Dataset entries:
◇ ◇ ◇ ◇ ◇

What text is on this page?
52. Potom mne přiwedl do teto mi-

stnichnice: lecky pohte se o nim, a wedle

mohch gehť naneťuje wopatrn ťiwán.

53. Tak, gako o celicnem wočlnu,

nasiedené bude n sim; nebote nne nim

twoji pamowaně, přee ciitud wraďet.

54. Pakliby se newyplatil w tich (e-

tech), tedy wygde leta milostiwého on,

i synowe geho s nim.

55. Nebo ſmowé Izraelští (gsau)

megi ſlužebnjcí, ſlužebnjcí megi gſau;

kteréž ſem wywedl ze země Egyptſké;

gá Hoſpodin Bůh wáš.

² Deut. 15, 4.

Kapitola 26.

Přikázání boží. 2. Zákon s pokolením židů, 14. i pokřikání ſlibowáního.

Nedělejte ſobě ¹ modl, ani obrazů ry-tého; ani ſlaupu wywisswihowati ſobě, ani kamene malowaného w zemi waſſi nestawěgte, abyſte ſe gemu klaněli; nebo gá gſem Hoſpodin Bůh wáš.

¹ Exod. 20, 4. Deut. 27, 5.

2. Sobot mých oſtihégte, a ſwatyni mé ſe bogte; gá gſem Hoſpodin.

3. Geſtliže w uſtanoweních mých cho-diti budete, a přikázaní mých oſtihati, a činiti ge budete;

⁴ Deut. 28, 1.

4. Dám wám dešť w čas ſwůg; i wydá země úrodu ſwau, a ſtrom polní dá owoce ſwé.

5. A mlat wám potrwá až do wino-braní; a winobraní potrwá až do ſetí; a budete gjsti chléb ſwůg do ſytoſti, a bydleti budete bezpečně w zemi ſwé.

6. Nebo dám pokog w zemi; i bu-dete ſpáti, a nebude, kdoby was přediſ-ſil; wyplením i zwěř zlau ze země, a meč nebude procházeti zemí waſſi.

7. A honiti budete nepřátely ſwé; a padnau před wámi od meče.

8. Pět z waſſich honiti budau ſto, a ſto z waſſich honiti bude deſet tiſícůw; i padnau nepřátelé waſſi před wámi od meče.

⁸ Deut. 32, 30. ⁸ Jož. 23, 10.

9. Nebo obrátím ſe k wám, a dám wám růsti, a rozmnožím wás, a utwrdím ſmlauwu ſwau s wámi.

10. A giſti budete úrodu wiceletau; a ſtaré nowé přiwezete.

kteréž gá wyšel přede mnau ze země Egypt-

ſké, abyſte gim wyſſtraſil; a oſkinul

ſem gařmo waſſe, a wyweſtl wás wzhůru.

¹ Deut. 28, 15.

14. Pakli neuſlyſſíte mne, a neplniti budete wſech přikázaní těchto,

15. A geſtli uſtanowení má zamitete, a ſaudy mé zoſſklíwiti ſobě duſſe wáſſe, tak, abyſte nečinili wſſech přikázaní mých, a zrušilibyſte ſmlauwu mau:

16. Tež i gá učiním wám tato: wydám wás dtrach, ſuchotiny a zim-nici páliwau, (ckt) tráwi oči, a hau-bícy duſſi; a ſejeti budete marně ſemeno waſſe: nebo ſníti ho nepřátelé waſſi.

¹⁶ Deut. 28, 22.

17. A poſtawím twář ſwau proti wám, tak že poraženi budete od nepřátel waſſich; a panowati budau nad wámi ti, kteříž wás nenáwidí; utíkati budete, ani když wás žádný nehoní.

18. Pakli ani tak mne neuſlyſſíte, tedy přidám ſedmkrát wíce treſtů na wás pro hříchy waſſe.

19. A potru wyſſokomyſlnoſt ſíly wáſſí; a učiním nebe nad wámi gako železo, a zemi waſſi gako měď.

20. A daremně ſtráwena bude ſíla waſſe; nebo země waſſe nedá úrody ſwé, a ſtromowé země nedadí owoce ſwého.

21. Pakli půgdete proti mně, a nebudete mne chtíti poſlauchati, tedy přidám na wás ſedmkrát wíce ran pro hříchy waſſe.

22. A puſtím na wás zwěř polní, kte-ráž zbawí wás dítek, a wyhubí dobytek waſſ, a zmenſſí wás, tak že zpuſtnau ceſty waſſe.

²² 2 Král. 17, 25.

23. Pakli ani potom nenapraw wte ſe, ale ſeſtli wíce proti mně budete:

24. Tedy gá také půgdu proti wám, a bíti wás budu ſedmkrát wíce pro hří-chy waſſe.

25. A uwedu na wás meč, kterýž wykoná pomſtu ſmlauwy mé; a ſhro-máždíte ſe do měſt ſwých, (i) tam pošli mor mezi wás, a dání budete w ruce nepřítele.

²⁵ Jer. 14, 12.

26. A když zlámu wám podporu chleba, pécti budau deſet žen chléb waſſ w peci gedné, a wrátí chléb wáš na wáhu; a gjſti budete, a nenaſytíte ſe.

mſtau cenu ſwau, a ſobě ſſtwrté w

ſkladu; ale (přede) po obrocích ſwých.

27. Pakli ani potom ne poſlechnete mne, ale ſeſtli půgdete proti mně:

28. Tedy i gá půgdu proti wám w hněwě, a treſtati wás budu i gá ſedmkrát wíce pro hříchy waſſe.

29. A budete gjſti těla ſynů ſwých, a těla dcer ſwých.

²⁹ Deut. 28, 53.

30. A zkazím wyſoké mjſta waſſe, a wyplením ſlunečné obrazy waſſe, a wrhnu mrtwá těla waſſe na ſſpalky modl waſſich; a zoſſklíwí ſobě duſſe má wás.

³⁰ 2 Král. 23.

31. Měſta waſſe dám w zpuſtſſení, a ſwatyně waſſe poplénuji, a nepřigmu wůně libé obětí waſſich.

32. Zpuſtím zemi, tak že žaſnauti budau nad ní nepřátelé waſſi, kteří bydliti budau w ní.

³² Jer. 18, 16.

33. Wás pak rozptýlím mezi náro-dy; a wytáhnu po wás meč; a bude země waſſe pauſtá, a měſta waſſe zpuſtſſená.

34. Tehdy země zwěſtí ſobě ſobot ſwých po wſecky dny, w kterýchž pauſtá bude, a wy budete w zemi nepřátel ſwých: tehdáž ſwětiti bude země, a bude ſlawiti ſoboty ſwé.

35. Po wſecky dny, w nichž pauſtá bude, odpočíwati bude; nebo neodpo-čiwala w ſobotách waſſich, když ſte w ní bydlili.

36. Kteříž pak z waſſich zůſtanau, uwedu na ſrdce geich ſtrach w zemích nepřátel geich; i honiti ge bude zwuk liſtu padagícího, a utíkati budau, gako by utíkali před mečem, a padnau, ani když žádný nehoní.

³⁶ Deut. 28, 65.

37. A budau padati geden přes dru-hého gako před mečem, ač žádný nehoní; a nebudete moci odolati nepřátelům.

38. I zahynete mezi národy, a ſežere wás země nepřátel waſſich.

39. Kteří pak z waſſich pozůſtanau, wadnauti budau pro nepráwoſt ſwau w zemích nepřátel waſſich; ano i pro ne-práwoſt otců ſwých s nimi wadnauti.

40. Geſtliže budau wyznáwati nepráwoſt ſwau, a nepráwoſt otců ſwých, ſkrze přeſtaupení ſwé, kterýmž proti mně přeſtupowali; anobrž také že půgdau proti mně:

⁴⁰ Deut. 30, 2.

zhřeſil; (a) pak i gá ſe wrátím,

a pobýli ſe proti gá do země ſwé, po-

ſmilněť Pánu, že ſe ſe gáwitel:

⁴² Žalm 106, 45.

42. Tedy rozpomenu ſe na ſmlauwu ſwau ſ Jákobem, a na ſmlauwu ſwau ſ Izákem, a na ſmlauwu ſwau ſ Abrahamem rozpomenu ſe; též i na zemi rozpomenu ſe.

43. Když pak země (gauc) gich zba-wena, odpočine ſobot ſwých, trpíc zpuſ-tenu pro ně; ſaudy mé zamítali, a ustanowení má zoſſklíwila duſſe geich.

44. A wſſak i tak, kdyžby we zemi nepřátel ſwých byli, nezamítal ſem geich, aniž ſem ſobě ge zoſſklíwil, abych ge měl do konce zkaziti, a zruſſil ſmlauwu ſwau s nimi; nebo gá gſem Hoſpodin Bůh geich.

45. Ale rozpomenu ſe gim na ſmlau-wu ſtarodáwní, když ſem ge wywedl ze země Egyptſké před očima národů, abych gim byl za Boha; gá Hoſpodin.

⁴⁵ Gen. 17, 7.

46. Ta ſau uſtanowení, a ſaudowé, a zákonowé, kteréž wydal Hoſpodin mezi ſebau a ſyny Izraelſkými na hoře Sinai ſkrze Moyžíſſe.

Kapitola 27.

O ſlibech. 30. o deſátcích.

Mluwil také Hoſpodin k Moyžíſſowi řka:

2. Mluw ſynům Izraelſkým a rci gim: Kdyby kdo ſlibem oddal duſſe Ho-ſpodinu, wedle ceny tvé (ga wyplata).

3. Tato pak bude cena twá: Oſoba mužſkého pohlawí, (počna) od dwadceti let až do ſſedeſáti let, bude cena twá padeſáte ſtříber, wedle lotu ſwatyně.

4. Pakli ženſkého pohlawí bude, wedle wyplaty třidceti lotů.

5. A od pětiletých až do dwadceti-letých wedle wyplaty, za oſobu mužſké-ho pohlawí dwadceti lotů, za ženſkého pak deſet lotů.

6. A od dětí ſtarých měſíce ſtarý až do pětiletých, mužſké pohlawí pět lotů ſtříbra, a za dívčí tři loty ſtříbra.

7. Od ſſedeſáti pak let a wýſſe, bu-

◇ ◇ ◇ ◇ ◇

What you should do: Scan the material above. Return every line containing the string "nebudete".

Task response:
21. Pakli půgdete proti mně, a nebudete mne chtíti poſlauchati, tedy přidám na wás ſedmkrát wíce ran pro hříchy waſſe.
37. A budau padati geden přes dru-hého gako před mečem, ač žádný nehoní; a nebudete moci odolati nepřátelům.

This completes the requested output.